Exactly repeat the material, dropping only the pictures.

* * * * *

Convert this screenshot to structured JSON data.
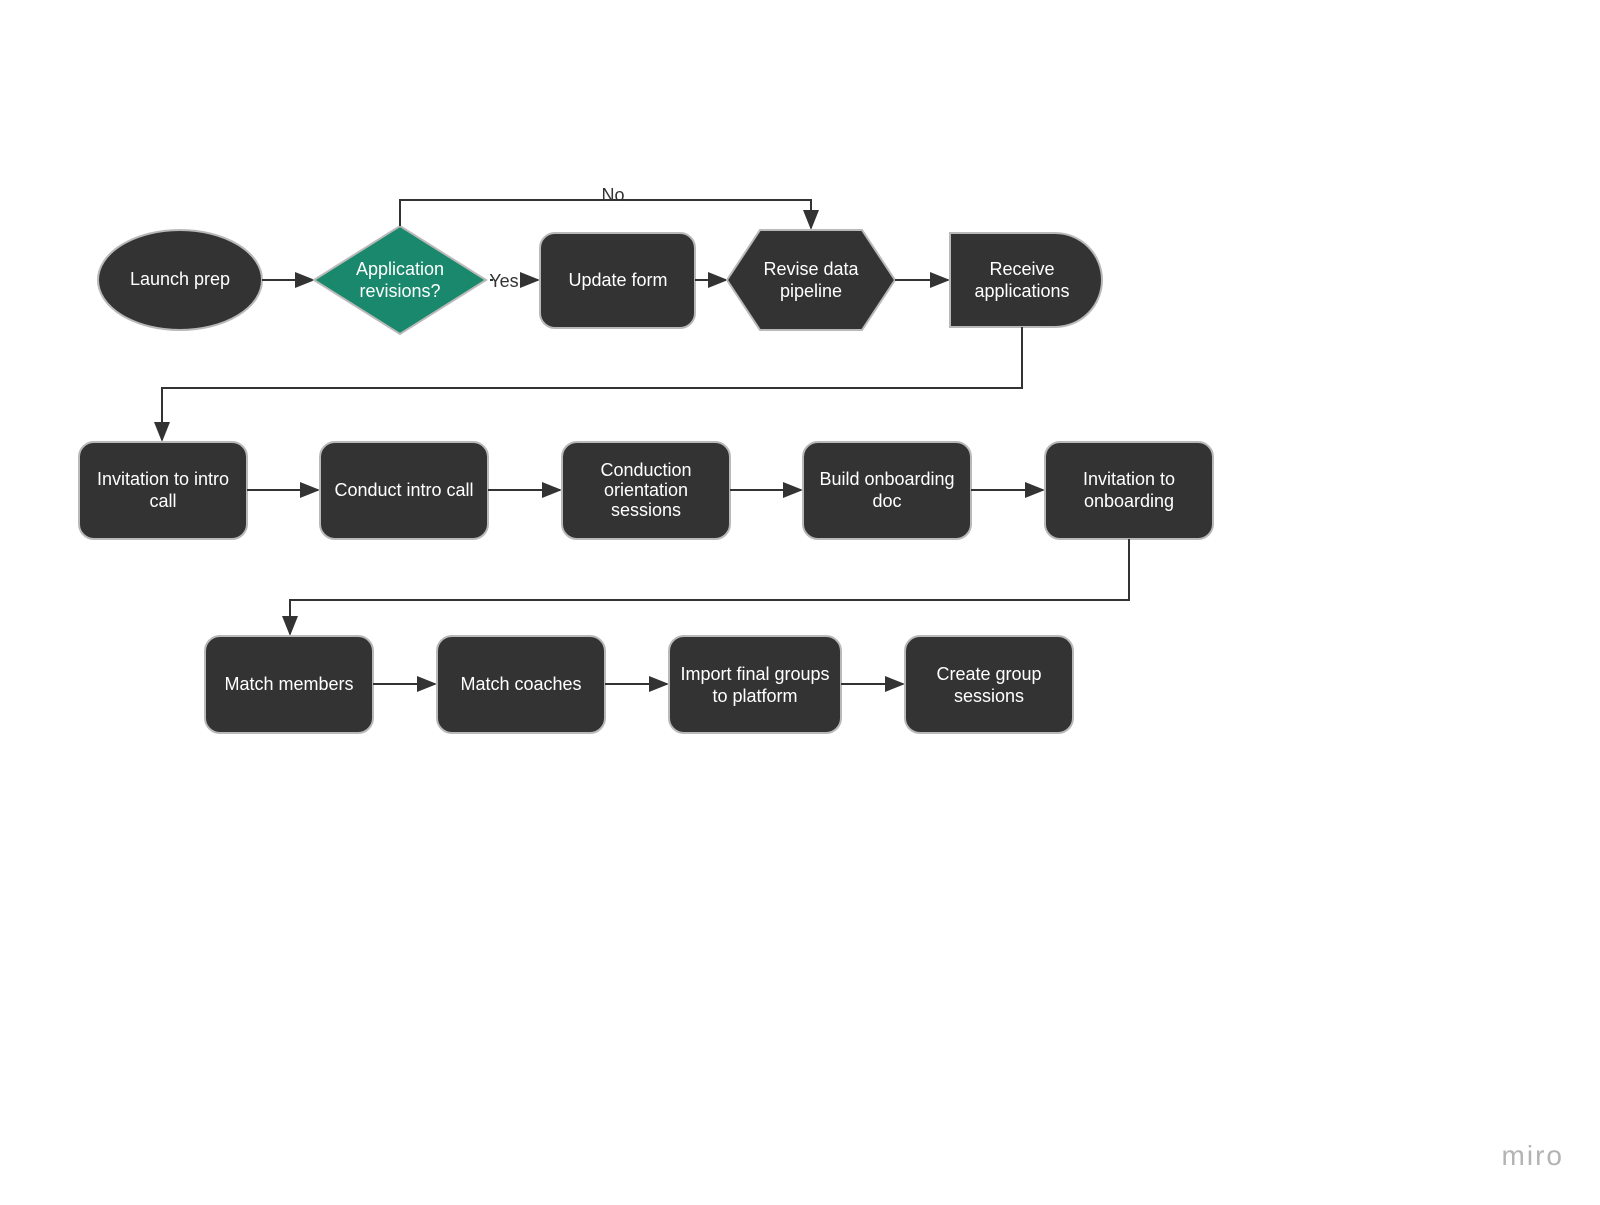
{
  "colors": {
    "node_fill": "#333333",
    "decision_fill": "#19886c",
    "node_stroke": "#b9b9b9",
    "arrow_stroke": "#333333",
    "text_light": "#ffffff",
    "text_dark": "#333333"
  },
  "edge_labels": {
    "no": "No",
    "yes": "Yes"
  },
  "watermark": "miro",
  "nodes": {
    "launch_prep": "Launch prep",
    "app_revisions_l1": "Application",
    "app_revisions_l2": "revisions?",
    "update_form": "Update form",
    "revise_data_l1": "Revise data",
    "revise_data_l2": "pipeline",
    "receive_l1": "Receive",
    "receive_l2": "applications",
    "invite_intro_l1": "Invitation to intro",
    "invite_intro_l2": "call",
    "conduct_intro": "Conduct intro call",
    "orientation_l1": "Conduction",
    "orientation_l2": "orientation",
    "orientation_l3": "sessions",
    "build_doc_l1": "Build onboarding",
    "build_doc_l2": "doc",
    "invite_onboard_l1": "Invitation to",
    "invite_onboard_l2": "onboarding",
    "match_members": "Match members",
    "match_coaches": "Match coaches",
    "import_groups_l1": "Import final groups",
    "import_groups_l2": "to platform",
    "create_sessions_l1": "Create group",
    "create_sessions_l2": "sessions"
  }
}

* * * * *

Response to this task.
Convert this screenshot to structured JSON data.
{
  "colors": {
    "node_fill": "#333333",
    "decision_fill": "#19886c",
    "node_stroke": "#b9b9b9",
    "arrow_stroke": "#333333",
    "text_light": "#ffffff",
    "text_dark": "#333333"
  },
  "edge_labels": {
    "no": "No",
    "yes": "Yes"
  },
  "watermark": "miro",
  "nodes": {
    "launch_prep": "Launch prep",
    "app_revisions_l1": "Application",
    "app_revisions_l2": "revisions?",
    "update_form": "Update form",
    "revise_data_l1": "Revise data",
    "revise_data_l2": "pipeline",
    "receive_l1": "Receive",
    "receive_l2": "applications",
    "invite_intro_l1": "Invitation to intro",
    "invite_intro_l2": "call",
    "conduct_intro": "Conduct intro call",
    "orientation_l1": "Conduction",
    "orientation_l2": "orientation",
    "orientation_l3": "sessions",
    "build_doc_l1": "Build onboarding",
    "build_doc_l2": "doc",
    "invite_onboard_l1": "Invitation to",
    "invite_onboard_l2": "onboarding",
    "match_members": "Match members",
    "match_coaches": "Match coaches",
    "import_groups_l1": "Import final groups",
    "import_groups_l2": "to platform",
    "create_sessions_l1": "Create group",
    "create_sessions_l2": "sessions"
  }
}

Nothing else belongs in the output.